**EXERCISE**
Check every line of the entries below for the word "name", and copy the ones that have it.

**DATASET ENTRIES**
┌──
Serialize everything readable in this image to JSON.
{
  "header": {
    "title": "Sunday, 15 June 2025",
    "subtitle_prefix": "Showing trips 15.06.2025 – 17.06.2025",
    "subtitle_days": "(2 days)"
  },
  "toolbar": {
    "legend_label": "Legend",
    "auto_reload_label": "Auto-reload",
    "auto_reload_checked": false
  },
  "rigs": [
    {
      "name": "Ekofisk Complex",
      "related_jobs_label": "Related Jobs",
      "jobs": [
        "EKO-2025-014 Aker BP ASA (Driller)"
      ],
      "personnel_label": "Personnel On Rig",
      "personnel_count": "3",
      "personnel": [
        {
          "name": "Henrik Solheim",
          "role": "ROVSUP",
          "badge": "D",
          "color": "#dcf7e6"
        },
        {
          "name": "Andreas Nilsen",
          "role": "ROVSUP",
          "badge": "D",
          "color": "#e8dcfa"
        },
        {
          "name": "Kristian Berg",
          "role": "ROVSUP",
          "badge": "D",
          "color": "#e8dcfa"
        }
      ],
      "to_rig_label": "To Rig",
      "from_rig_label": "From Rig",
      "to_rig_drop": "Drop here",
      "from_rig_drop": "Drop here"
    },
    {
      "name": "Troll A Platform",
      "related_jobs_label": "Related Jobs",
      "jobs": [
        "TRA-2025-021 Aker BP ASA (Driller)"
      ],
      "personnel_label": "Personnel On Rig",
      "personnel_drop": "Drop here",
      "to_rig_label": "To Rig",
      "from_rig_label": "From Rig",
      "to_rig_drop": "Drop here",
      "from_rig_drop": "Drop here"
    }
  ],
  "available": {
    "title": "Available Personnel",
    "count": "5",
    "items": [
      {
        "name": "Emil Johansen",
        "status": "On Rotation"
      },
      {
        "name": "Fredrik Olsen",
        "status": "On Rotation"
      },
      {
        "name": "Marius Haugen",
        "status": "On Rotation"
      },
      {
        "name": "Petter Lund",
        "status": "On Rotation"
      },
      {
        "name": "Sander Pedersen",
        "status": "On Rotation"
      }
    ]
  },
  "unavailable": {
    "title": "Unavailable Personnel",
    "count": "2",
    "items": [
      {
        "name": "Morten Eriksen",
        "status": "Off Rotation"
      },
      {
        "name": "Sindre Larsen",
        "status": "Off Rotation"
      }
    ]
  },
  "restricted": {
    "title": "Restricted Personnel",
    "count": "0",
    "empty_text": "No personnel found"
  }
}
└──
**OUTPUT**
      "name": "Ekofisk Complex",
          "name": "Henrik Solheim",
          "name": "Andreas Nilsen",
          "name": "Kristian Berg",
      "name": "Troll A Platform",
        "name": "Emil Johansen",
        "name": "Fredrik Olsen",
        "name": "Marius Haugen",
        "name": "Petter Lund",
        "name": "Sander Pedersen",
        "name": "Morten Eriksen",
        "name": "Sindre Larsen",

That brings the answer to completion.